### SUPPLIED MATERIAL

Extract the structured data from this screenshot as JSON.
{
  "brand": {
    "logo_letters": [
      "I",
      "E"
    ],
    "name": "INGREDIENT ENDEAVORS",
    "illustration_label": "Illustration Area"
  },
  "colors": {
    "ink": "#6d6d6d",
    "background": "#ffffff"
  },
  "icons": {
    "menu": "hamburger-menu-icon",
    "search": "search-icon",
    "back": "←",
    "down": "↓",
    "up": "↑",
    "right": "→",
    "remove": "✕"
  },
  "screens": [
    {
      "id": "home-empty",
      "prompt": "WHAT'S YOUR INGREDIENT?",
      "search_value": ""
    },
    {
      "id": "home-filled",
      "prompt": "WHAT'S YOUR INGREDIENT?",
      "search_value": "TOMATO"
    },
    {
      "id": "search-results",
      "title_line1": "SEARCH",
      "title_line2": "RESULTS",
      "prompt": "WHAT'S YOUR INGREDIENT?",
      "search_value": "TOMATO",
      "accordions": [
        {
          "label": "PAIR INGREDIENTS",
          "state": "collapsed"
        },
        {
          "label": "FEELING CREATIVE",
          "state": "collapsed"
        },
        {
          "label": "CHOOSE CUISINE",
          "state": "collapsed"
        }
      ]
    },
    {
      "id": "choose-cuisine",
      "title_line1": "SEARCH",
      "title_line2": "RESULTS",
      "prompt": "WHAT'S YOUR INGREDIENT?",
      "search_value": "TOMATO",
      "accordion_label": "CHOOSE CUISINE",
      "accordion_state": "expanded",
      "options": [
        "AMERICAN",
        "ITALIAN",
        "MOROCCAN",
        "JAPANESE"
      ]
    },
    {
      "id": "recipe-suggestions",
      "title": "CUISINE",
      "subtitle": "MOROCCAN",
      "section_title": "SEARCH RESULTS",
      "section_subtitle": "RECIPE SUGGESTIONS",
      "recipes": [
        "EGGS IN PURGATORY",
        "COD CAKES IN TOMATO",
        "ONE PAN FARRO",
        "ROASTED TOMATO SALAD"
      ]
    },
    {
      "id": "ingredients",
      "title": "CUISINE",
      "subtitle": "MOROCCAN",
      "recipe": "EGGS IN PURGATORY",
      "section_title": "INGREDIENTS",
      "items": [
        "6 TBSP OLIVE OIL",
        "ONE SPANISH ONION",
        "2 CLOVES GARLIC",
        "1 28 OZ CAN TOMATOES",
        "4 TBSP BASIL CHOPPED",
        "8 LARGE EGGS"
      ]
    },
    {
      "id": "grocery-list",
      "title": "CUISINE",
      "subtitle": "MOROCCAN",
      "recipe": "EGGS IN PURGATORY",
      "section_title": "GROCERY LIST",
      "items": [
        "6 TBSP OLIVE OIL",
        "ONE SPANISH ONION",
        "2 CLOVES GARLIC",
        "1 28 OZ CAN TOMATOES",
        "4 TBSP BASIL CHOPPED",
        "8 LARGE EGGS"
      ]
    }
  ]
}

### EXERCISE PROMPT
Retype all the records, matching them exactly.

### REPLY
Extract the structured data from this screenshot as JSON.
{
  "brand": {
    "logo_letters": [
      "I",
      "E"
    ],
    "name": "INGREDIENT ENDEAVORS",
    "illustration_label": "Illustration Area"
  },
  "colors": {
    "ink": "#6d6d6d",
    "background": "#ffffff"
  },
  "icons": {
    "menu": "hamburger-menu-icon",
    "search": "search-icon",
    "back": "←",
    "down": "↓",
    "up": "↑",
    "right": "→",
    "remove": "✕"
  },
  "screens": [
    {
      "id": "home-empty",
      "prompt": "WHAT'S YOUR INGREDIENT?",
      "search_value": ""
    },
    {
      "id": "home-filled",
      "prompt": "WHAT'S YOUR INGREDIENT?",
      "search_value": "TOMATO"
    },
    {
      "id": "search-results",
      "title_line1": "SEARCH",
      "title_line2": "RESULTS",
      "prompt": "WHAT'S YOUR INGREDIENT?",
      "search_value": "TOMATO",
      "accordions": [
        {
          "label": "PAIR INGREDIENTS",
          "state": "collapsed"
        },
        {
          "label": "FEELING CREATIVE",
          "state": "collapsed"
        },
        {
          "label": "CHOOSE CUISINE",
          "state": "collapsed"
        }
      ]
    },
    {
      "id": "choose-cuisine",
      "title_line1": "SEARCH",
      "title_line2": "RESULTS",
      "prompt": "WHAT'S YOUR INGREDIENT?",
      "search_value": "TOMATO",
      "accordion_label": "CHOOSE CUISINE",
      "accordion_state": "expanded",
      "options": [
        "AMERICAN",
        "ITALIAN",
        "MOROCCAN",
        "JAPANESE"
      ]
    },
    {
      "id": "recipe-suggestions",
      "title": "CUISINE",
      "subtitle": "MOROCCAN",
      "section_title": "SEARCH RESULTS",
      "section_subtitle": "RECIPE SUGGESTIONS",
      "recipes": [
        "EGGS IN PURGATORY",
        "COD CAKES IN TOMATO",
        "ONE PAN FARRO",
        "ROASTED TOMATO SALAD"
      ]
    },
    {
      "id": "ingredients",
      "title": "CUISINE",
      "subtitle": "MOROCCAN",
      "recipe": "EGGS IN PURGATORY",
      "section_title": "INGREDIENTS",
      "items": [
        "6 TBSP OLIVE OIL",
        "ONE SPANISH ONION",
        "2 CLOVES GARLIC",
        "1 28 OZ CAN TOMATOES",
        "4 TBSP BASIL CHOPPED",
        "8 LARGE EGGS"
      ]
    },
    {
      "id": "grocery-list",
      "title": "CUISINE",
      "subtitle": "MOROCCAN",
      "recipe": "EGGS IN PURGATORY",
      "section_title": "GROCERY LIST",
      "items": [
        "6 TBSP OLIVE OIL",
        "ONE SPANISH ONION",
        "2 CLOVES GARLIC",
        "1 28 OZ CAN TOMATOES",
        "4 TBSP BASIL CHOPPED",
        "8 LARGE EGGS"
      ]
    }
  ]
}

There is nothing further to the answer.